_Set problem:_
Locate the line containing "What text is on this page?" in the material below; repeat it and every line after it, exactly as written.

_Working data:_
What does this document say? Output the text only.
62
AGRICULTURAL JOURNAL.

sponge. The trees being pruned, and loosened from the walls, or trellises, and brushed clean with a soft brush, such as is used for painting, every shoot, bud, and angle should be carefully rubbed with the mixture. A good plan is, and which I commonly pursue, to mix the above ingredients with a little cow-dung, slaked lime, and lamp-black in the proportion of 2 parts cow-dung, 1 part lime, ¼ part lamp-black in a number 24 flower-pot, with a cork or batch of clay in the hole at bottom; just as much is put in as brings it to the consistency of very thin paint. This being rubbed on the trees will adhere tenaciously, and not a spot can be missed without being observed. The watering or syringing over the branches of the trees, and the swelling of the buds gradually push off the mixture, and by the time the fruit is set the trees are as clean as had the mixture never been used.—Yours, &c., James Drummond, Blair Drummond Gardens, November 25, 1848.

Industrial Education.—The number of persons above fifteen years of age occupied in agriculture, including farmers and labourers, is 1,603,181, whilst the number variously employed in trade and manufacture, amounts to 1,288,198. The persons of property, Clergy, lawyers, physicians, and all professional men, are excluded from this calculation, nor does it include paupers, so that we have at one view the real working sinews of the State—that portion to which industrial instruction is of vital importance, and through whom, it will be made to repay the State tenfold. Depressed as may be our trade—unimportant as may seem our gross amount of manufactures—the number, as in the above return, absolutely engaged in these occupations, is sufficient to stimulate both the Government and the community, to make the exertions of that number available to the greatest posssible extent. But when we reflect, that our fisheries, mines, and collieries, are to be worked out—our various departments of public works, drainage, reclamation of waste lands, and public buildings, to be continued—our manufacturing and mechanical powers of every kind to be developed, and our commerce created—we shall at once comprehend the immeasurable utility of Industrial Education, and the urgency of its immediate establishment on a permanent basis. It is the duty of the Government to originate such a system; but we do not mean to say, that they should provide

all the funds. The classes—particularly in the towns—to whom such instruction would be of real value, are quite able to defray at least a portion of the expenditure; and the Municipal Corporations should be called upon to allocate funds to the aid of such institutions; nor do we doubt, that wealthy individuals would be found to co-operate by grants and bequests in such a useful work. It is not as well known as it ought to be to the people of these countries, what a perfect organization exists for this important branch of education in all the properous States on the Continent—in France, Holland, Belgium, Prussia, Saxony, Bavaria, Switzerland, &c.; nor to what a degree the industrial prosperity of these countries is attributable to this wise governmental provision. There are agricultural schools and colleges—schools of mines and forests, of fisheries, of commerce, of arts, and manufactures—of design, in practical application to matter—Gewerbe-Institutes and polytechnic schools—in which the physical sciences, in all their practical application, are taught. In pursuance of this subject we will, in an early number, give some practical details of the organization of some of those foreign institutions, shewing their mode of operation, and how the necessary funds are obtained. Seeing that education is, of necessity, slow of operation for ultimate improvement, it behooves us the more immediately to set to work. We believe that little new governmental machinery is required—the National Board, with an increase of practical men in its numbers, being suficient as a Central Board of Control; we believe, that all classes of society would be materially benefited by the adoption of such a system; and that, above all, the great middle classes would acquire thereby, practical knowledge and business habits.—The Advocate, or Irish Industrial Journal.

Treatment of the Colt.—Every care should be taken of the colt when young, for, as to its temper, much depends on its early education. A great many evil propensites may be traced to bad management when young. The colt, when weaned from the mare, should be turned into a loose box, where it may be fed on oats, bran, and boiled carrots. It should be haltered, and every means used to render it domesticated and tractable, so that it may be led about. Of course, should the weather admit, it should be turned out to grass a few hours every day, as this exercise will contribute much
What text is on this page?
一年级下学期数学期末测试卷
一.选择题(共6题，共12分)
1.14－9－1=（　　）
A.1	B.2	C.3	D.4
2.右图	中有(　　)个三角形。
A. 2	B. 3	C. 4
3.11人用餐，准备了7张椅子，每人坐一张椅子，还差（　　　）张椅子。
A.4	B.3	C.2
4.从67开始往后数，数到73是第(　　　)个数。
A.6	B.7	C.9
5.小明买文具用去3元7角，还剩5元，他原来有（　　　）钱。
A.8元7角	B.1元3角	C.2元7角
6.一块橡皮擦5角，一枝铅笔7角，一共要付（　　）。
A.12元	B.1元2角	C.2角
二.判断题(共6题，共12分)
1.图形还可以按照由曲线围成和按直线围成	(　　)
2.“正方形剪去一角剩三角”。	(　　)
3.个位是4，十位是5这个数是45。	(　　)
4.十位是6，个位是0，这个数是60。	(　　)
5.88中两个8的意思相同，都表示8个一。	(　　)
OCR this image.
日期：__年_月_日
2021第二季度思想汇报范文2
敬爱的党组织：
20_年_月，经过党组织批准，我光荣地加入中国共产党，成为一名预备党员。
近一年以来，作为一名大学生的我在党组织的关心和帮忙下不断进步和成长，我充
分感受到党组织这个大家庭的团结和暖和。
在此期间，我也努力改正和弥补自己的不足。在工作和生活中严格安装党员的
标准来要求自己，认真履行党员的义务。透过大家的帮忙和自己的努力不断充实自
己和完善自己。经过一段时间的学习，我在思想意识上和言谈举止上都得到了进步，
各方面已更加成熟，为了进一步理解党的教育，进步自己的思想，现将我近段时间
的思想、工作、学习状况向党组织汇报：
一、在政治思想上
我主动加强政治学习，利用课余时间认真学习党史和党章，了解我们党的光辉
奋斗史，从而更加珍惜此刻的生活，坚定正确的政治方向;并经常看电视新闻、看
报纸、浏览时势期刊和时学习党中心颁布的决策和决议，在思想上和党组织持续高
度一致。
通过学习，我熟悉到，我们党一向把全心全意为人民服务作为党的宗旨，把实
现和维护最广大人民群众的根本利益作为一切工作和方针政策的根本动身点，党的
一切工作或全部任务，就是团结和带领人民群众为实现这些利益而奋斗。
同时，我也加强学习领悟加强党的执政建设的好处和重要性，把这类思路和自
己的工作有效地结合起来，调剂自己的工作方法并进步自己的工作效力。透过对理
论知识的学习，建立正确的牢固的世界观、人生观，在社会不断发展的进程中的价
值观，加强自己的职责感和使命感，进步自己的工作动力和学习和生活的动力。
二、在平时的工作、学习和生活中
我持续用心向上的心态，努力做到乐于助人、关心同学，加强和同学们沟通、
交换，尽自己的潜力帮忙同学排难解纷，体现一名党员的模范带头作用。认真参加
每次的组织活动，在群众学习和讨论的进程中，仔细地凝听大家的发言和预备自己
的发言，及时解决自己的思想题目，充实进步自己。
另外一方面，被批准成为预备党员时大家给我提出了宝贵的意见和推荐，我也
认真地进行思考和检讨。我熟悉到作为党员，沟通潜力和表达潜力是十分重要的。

_Exercise response:_
What text is on this page?
一年级下学期数学期末测试卷
一.选择题(共6题，共12分)
1.14－9－1=（　　）
A.1	B.2	C.3	D.4
2.右图	中有(　　)个三角形。
A. 2	B. 3	C. 4
3.11人用餐，准备了7张椅子，每人坐一张椅子，还差（　　　）张椅子。
A.4	B.3	C.2
4.从67开始往后数，数到73是第(　　　)个数。
A.6	B.7	C.9
5.小明买文具用去3元7角，还剩5元，他原来有（　　　）钱。
A.8元7角	B.1元3角	C.2元7角
6.一块橡皮擦5角，一枝铅笔7角，一共要付（　　）。
A.12元	B.1元2角	C.2角
二.判断题(共6题，共12分)
1.图形还可以按照由曲线围成和按直线围成	(　　)
2.“正方形剪去一角剩三角”。	(　　)
3.个位是4，十位是5这个数是45。	(　　)
4.十位是6，个位是0，这个数是60。	(　　)
5.88中两个8的意思相同，都表示8个一。	(　　)
OCR this image.
日期：__年_月_日
2021第二季度思想汇报范文2
敬爱的党组织：
20_年_月，经过党组织批准，我光荣地加入中国共产党，成为一名预备党员。
近一年以来，作为一名大学生的我在党组织的关心和帮忙下不断进步和成长，我充
分感受到党组织这个大家庭的团结和暖和。
在此期间，我也努力改正和弥补自己的不足。在工作和生活中严格安装党员的
标准来要求自己，认真履行党员的义务。透过大家的帮忙和自己的努力不断充实自
己和完善自己。经过一段时间的学习，我在思想意识上和言谈举止上都得到了进步，
各方面已更加成熟，为了进一步理解党的教育，进步自己的思想，现将我近段时间
的思想、工作、学习状况向党组织汇报：
一、在政治思想上
我主动加强政治学习，利用课余时间认真学习党史和党章，了解我们党的光辉
奋斗史，从而更加珍惜此刻的生活，坚定正确的政治方向;并经常看电视新闻、看
报纸、浏览时势期刊和时学习党中心颁布的决策和决议，在思想上和党组织持续高
度一致。
通过学习，我熟悉到，我们党一向把全心全意为人民服务作为党的宗旨，把实
现和维护最广大人民群众的根本利益作为一切工作和方针政策的根本动身点，党的
一切工作或全部任务，就是团结和带领人民群众为实现这些利益而奋斗。
同时，我也加强学习领悟加强党的执政建设的好处和重要性，把这类思路和自
己的工作有效地结合起来，调剂自己的工作方法并进步自己的工作效力。透过对理
论知识的学习，建立正确的牢固的世界观、人生观，在社会不断发展的进程中的价
值观，加强自己的职责感和使命感，进步自己的工作动力和学习和生活的动力。
二、在平时的工作、学习和生活中
我持续用心向上的心态，努力做到乐于助人、关心同学，加强和同学们沟通、
交换，尽自己的潜力帮忙同学排难解纷，体现一名党员的模范带头作用。认真参加
每次的组织活动，在群众学习和讨论的进程中，仔细地凝听大家的发言和预备自己
的发言，及时解决自己的思想题目，充实进步自己。
另外一方面，被批准成为预备党员时大家给我提出了宝贵的意见和推荐，我也
认真地进行思考和检讨。我熟悉到作为党员，沟通潜力和表达潜力是十分重要的。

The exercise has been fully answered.